| Aim of the exercise |
Retype all entries exactly, skipping pictures.
[Start of section]
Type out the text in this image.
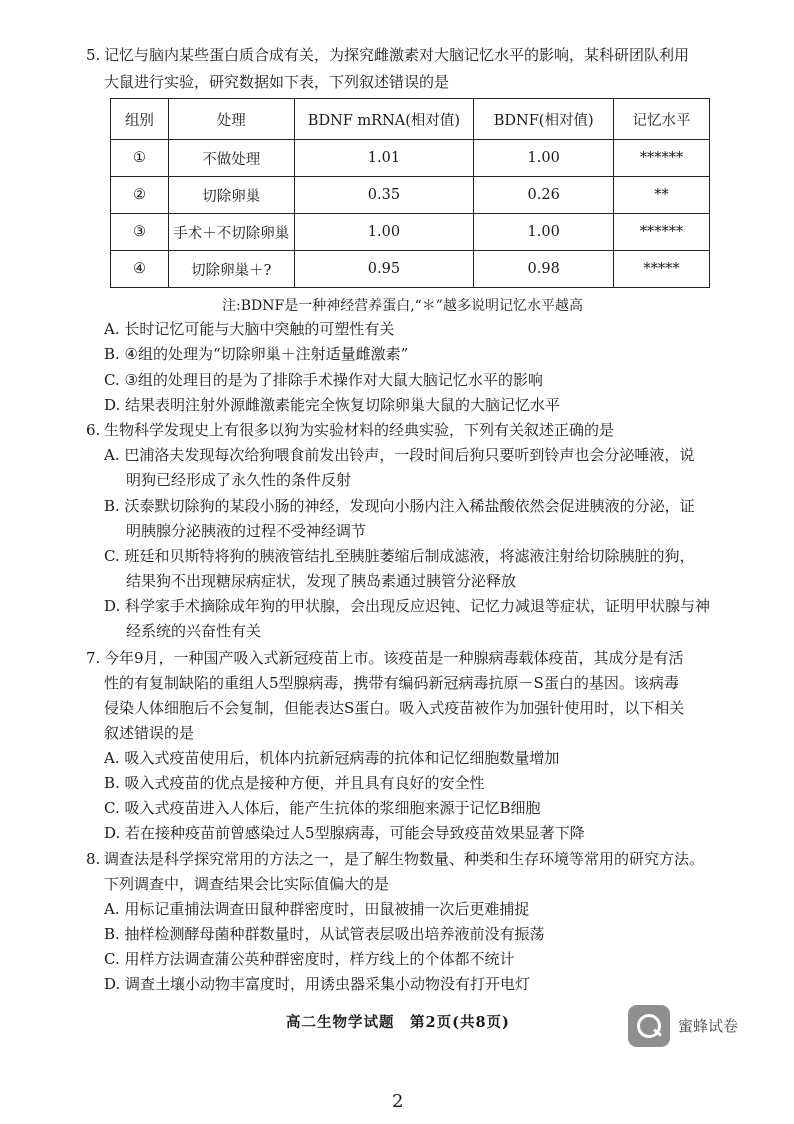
5. 记忆与脑内某些蛋白质合成有关，为探究雌激素对大脑记忆水平的影响，某科研团队利用
大鼠进行实验，研究数据如下表，下列叙述错误的是
组别	处理	BDNF mRNA(相对值)	BDNF(相对值)	记忆水平
①	不做处理	1.01	1.00	******
②	切除卵巢	0.35	0.26	**
③	手术＋不切除卵巢	1.00	1.00	******
④	切除卵巢＋?	0.95	0.98	*****
注:BDNF是一种神经营养蛋白,“＊”越多说明记忆水平越高
A. 长时记忆可能与大脑中突触的可塑性有关
B. ④组的处理为“切除卵巢＋注射适量雌激素”
C. ③组的处理目的是为了排除手术操作对大鼠大脑记忆水平的影响
D. 结果表明注射外源雌激素能完全恢复切除卵巢大鼠的大脑记忆水平
6. 生物科学发现史上有很多以狗为实验材料的经典实验，下列有关叙述正确的是
A. 巴浦洛夫发现每次给狗喂食前发出铃声，一段时间后狗只要听到铃声也会分泌唾液，说
明狗已经形成了永久性的条件反射
B. 沃泰默切除狗的某段小肠的神经，发现向小肠内注入稀盐酸依然会促进胰液的分泌，证
明胰腺分泌胰液的过程不受神经调节
C. 班廷和贝斯特将狗的胰液管结扎至胰脏萎缩后制成滤液，将滤液注射给切除胰脏的狗，
结果狗不出现糖尿病症状，发现了胰岛素通过胰管分泌释放
D. 科学家手术摘除成年狗的甲状腺，会出现反应迟钝、记忆力减退等症状，证明甲状腺与神
经系统的兴奋性有关
7. 今年9月，一种国产吸入式新冠疫苗上市。该疫苗是一种腺病毒载体疫苗，其成分是有活
性的有复制缺陷的重组人5型腺病毒，携带有编码新冠病毒抗原－S蛋白的基因。该病毒
侵染人体细胞后不会复制，但能表达S蛋白。吸入式疫苗被作为加强针使用时，以下相关
叙述错误的是
A. 吸入式疫苗使用后，机体内抗新冠病毒的抗体和记忆细胞数量增加
B. 吸入式疫苗的优点是接种方便，并且具有良好的安全性
C. 吸入式疫苗进入人体后，能产生抗体的浆细胞来源于记忆B细胞
D. 若在接种疫苗前曾感染过人5型腺病毒，可能会导致疫苗效果显著下降
8. 调查法是科学探究常用的方法之一，是了解生物数量、种类和生存环境等常用的研究方法。
下列调查中，调查结果会比实际值偏大的是
A. 用标记重捕法调查田鼠种群密度时，田鼠被捕一次后更难捕捉
B. 抽样检测酵母菌种群数量时，从试管表层吸出培养液前没有振荡
C. 用样方法调查蒲公英种群密度时，样方线上的个体都不统计
D. 调查土壤小动物丰富度时，用诱虫器采集小动物没有打开电灯
高二生物学试题　第2页(共8页)	蜜蜂试卷
2
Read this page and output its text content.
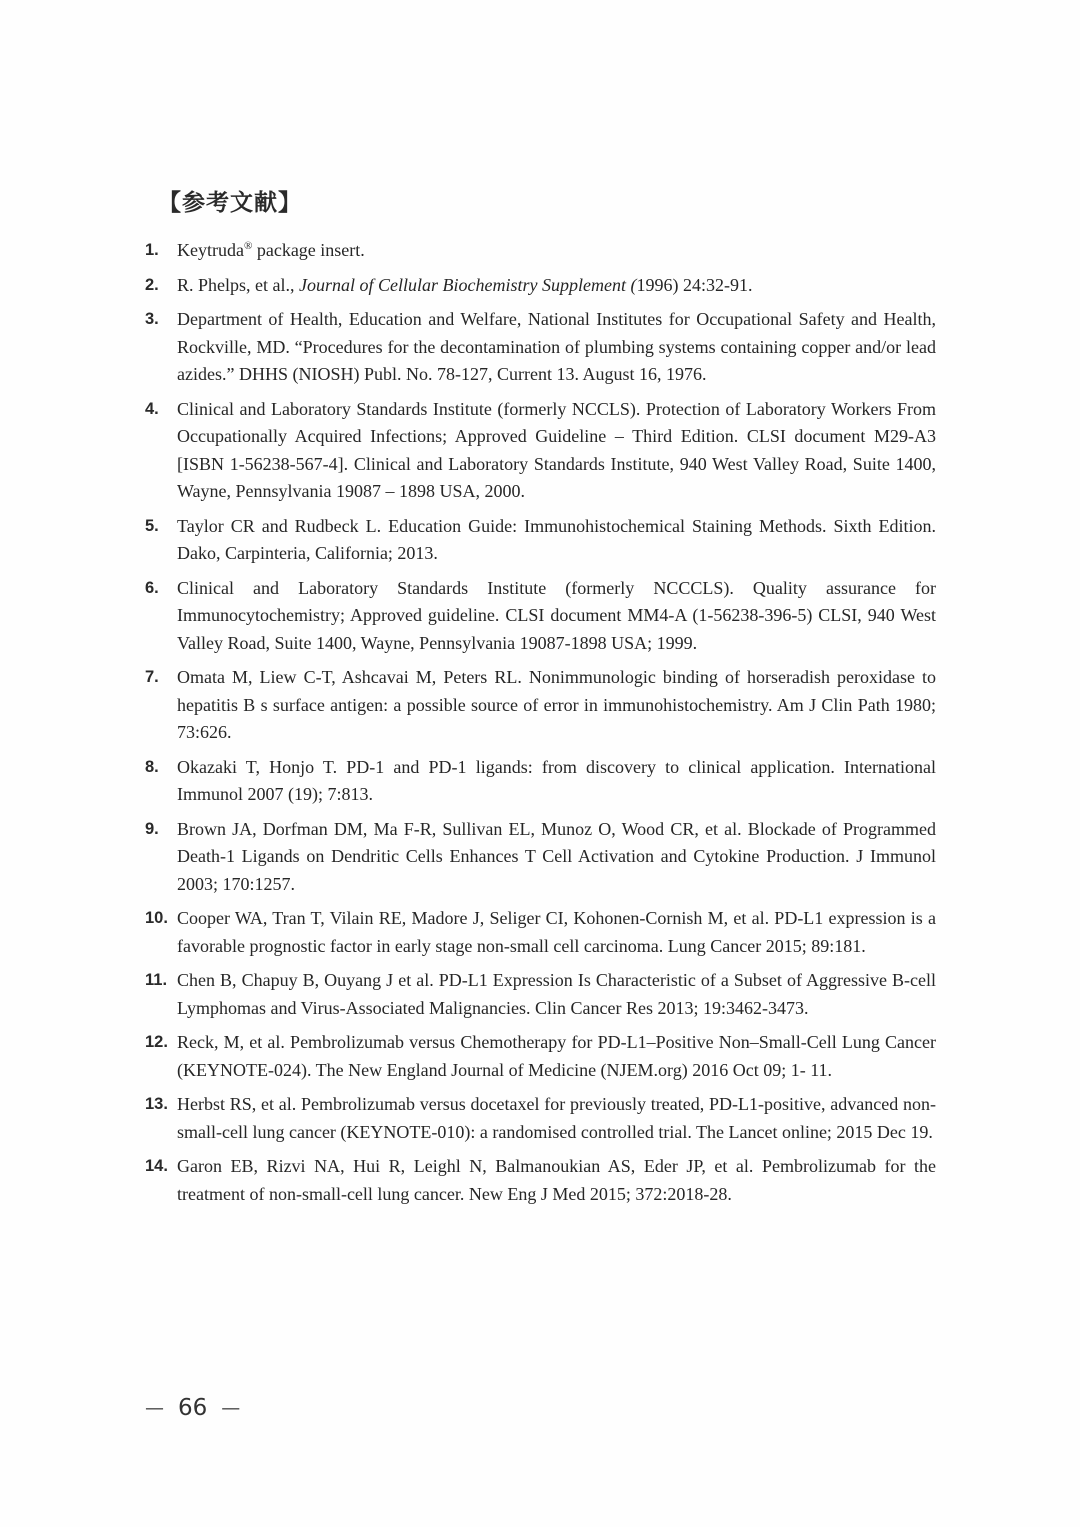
【参考文献】
1.	Keytruda® package insert.
2.	R. Phelps, et al., Journal of Cellular Biochemistry Supplement (1996) 24:32-91.
3.	Department of Health, Education and Welfare, National Institutes for Occupational Safety and Health, Rockville, MD. “Procedures for the decontamination of plumbing systems containing copper and/or lead azides.” DHHS (NIOSH) Publ. No. 78-127, Current 13. August 16, 1976.
4.	Clinical and Laboratory Standards Institute (formerly NCCLS). Protection of Laboratory Workers From Occupationally Acquired Infections; Approved Guideline – Third Edition. CLSI document M29-A3 [ISBN 1-56238-567-4]. Clinical and Laboratory Standards Institute, 940 West Valley Road, Suite 1400, Wayne, Pennsylvania 19087 – 1898 USA, 2000.
5.	Taylor CR and Rudbeck L. Education Guide: Immunohistochemical Staining Methods. Sixth Edition. Dako, Carpinteria, California; 2013.
6.	Clinical and Laboratory Standards Institute (formerly NCCCLS). Quality assurance for Immunocytochemistry; Approved guideline. CLSI document MM4-A (1-56238-396-5) CLSI, 940 West Valley Road, Suite 1400, Wayne, Pennsylvania 19087-1898 USA; 1999.
7.	Omata M, Liew C-T, Ashcavai M, Peters RL. Nonimmunologic binding of horseradish peroxidase to hepatitis B s surface antigen: a possible source of error in immunohistochemistry. Am J Clin Path 1980; 73:626.
8.	Okazaki T, Honjo T. PD-1 and PD-1 ligands: from discovery to clinical application. International Immunol 2007 (19); 7:813.
9.	Brown JA, Dorfman DM, Ma F-R, Sullivan EL, Munoz O, Wood CR, et al. Blockade of Programmed Death-1 Ligands on Dendritic Cells Enhances T Cell Activation and Cytokine Production. J Immunol 2003; 170:1257.
10. Cooper WA, Tran T, Vilain RE, Madore J, Seliger CI, Kohonen-Cornish M, et al. PD-L1 expression is a favorable prognostic factor in early stage non-small cell carcinoma. Lung Cancer 2015; 89:181.
11. Chen B, Chapuy B, Ouyang J et al. PD-L1 Expression Is Characteristic of a Subset of Aggressive B-cell Lymphomas and Virus-Associated Malignancies. Clin Cancer Res 2013; 19:3462-3473.
12. Reck, M, et al. Pembrolizumab versus Chemotherapy for PD-L1–Positive Non–Small-Cell Lung Cancer (KEYNOTE-024). The New England Journal of Medicine (NJEM.org) 2016 Oct 09; 1- 11.
13. Herbst RS, et al. Pembrolizumab versus docetaxel for previously treated, PD-L1-positive, advanced non-small-cell lung cancer (KEYNOTE-010): a randomised controlled trial. The Lancet online; 2015 Dec 19.
14. Garon EB, Rizvi NA, Hui R, Leighl N, Balmanoukian AS, Eder JP, et al. Pembrolizumab for the treatment of non-small-cell lung cancer. New Eng J Med 2015; 372:2018-28.
— 66 —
[End of section]
| Response |
Type out the text in this image.
5. 记忆与脑内某些蛋白质合成有关，为探究雌激素对大脑记忆水平的影响，某科研团队利用
大鼠进行实验，研究数据如下表，下列叙述错误的是
组别	处理	BDNF mRNA(相对值)	BDNF(相对值)	记忆水平
①	不做处理	1.01	1.00	******
②	切除卵巢	0.35	0.26	**
③	手术＋不切除卵巢	1.00	1.00	******
④	切除卵巢＋?	0.95	0.98	*****
注:BDNF是一种神经营养蛋白,“＊”越多说明记忆水平越高
A. 长时记忆可能与大脑中突触的可塑性有关
B. ④组的处理为“切除卵巢＋注射适量雌激素”
C. ③组的处理目的是为了排除手术操作对大鼠大脑记忆水平的影响
D. 结果表明注射外源雌激素能完全恢复切除卵巢大鼠的大脑记忆水平
6. 生物科学发现史上有很多以狗为实验材料的经典实验，下列有关叙述正确的是
A. 巴浦洛夫发现每次给狗喂食前发出铃声，一段时间后狗只要听到铃声也会分泌唾液，说
明狗已经形成了永久性的条件反射
B. 沃泰默切除狗的某段小肠的神经，发现向小肠内注入稀盐酸依然会促进胰液的分泌，证
明胰腺分泌胰液的过程不受神经调节
C. 班廷和贝斯特将狗的胰液管结扎至胰脏萎缩后制成滤液，将滤液注射给切除胰脏的狗，
结果狗不出现糖尿病症状，发现了胰岛素通过胰管分泌释放
D. 科学家手术摘除成年狗的甲状腺，会出现反应迟钝、记忆力减退等症状，证明甲状腺与神
经系统的兴奋性有关
7. 今年9月，一种国产吸入式新冠疫苗上市。该疫苗是一种腺病毒载体疫苗，其成分是有活
性的有复制缺陷的重组人5型腺病毒，携带有编码新冠病毒抗原－S蛋白的基因。该病毒
侵染人体细胞后不会复制，但能表达S蛋白。吸入式疫苗被作为加强针使用时，以下相关
叙述错误的是
A. 吸入式疫苗使用后，机体内抗新冠病毒的抗体和记忆细胞数量增加
B. 吸入式疫苗的优点是接种方便，并且具有良好的安全性
C. 吸入式疫苗进入人体后，能产生抗体的浆细胞来源于记忆B细胞
D. 若在接种疫苗前曾感染过人5型腺病毒，可能会导致疫苗效果显著下降
8. 调查法是科学探究常用的方法之一，是了解生物数量、种类和生存环境等常用的研究方法。
下列调查中，调查结果会比实际值偏大的是
A. 用标记重捕法调查田鼠种群密度时，田鼠被捕一次后更难捕捉
B. 抽样检测酵母菌种群数量时，从试管表层吸出培养液前没有振荡
C. 用样方法调查蒲公英种群密度时，样方线上的个体都不统计
D. 调查土壤小动物丰富度时，用诱虫器采集小动物没有打开电灯
高二生物学试题　第2页(共8页)	蜜蜂试卷
2
Read this page and output its text content.
【参考文献】
1.	Keytruda® package insert.
2.	R. Phelps, et al., Journal of Cellular Biochemistry Supplement (1996) 24:32-91.
3.	Department of Health, Education and Welfare, National Institutes for Occupational Safety and Health, Rockville, MD. “Procedures for the decontamination of plumbing systems containing copper and/or lead azides.” DHHS (NIOSH) Publ. No. 78-127, Current 13. August 16, 1976.
4.	Clinical and Laboratory Standards Institute (formerly NCCLS). Protection of Laboratory Workers From Occupationally Acquired Infections; Approved Guideline – Third Edition. CLSI document M29-A3 [ISBN 1-56238-567-4]. Clinical and Laboratory Standards Institute, 940 West Valley Road, Suite 1400, Wayne, Pennsylvania 19087 – 1898 USA, 2000.
5.	Taylor CR and Rudbeck L. Education Guide: Immunohistochemical Staining Methods. Sixth Edition. Dako, Carpinteria, California; 2013.
6.	Clinical and Laboratory Standards Institute (formerly NCCCLS). Quality assurance for Immunocytochemistry; Approved guideline. CLSI document MM4-A (1-56238-396-5) CLSI, 940 West Valley Road, Suite 1400, Wayne, Pennsylvania 19087-1898 USA; 1999.
7.	Omata M, Liew C-T, Ashcavai M, Peters RL. Nonimmunologic binding of horseradish peroxidase to hepatitis B s surface antigen: a possible source of error in immunohistochemistry. Am J Clin Path 1980; 73:626.
8.	Okazaki T, Honjo T. PD-1 and PD-1 ligands: from discovery to clinical application. International Immunol 2007 (19); 7:813.
9.	Brown JA, Dorfman DM, Ma F-R, Sullivan EL, Munoz O, Wood CR, et al. Blockade of Programmed Death-1 Ligands on Dendritic Cells Enhances T Cell Activation and Cytokine Production. J Immunol 2003; 170:1257.
10. Cooper WA, Tran T, Vilain RE, Madore J, Seliger CI, Kohonen-Cornish M, et al. PD-L1 expression is a favorable prognostic factor in early stage non-small cell carcinoma. Lung Cancer 2015; 89:181.
11. Chen B, Chapuy B, Ouyang J et al. PD-L1 Expression Is Characteristic of a Subset of Aggressive B-cell Lymphomas and Virus-Associated Malignancies. Clin Cancer Res 2013; 19:3462-3473.
12. Reck, M, et al. Pembrolizumab versus Chemotherapy for PD-L1–Positive Non–Small-Cell Lung Cancer (KEYNOTE-024). The New England Journal of Medicine (NJEM.org) 2016 Oct 09; 1- 11.
13. Herbst RS, et al. Pembrolizumab versus docetaxel for previously treated, PD-L1-positive, advanced non-small-cell lung cancer (KEYNOTE-010): a randomised controlled trial. The Lancet online; 2015 Dec 19.
14. Garon EB, Rizvi NA, Hui R, Leighl N, Balmanoukian AS, Eder JP, et al. Pembrolizumab for the treatment of non-small-cell lung cancer. New Eng J Med 2015; 372:2018-28.
— 66 —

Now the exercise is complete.